• [Work required] Copy out all lines that carry the word "Pisces".

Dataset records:
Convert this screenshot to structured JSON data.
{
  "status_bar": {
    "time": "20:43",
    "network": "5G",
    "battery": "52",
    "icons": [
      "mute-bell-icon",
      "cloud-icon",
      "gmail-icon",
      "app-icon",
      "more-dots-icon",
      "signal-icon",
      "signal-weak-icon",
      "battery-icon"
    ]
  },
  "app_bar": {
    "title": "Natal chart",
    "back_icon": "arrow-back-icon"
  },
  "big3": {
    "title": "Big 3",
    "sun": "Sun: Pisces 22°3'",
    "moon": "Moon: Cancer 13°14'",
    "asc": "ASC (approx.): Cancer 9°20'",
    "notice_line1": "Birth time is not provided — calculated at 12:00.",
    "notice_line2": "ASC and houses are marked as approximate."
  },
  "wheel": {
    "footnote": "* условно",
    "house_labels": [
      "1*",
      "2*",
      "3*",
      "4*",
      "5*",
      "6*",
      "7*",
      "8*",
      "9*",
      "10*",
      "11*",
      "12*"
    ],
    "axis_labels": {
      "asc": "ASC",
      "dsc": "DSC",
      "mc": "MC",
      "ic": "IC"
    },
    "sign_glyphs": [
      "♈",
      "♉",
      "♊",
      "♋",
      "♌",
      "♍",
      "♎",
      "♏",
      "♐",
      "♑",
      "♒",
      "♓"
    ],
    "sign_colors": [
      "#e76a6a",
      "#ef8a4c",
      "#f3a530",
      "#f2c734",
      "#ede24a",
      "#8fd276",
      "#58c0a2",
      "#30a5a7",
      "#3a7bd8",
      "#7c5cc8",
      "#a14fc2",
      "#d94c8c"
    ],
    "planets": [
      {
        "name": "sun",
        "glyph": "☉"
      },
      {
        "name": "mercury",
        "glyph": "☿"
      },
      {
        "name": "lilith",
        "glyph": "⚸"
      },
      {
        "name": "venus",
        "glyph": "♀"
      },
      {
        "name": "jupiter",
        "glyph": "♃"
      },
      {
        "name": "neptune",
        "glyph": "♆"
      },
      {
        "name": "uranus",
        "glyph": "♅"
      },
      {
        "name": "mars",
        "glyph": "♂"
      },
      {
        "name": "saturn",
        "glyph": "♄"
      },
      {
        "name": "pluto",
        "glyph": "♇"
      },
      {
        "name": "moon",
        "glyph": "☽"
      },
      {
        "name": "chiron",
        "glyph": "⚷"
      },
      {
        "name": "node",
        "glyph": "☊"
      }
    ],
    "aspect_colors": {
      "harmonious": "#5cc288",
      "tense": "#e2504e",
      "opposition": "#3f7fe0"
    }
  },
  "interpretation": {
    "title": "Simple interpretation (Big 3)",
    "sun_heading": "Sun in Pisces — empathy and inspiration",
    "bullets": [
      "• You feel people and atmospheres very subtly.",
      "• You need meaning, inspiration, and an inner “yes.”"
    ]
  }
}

• [Response below]
    "sun": "Sun: Pisces 22°3'",
    "sun_heading": "Sun in Pisces — empathy and inspiration",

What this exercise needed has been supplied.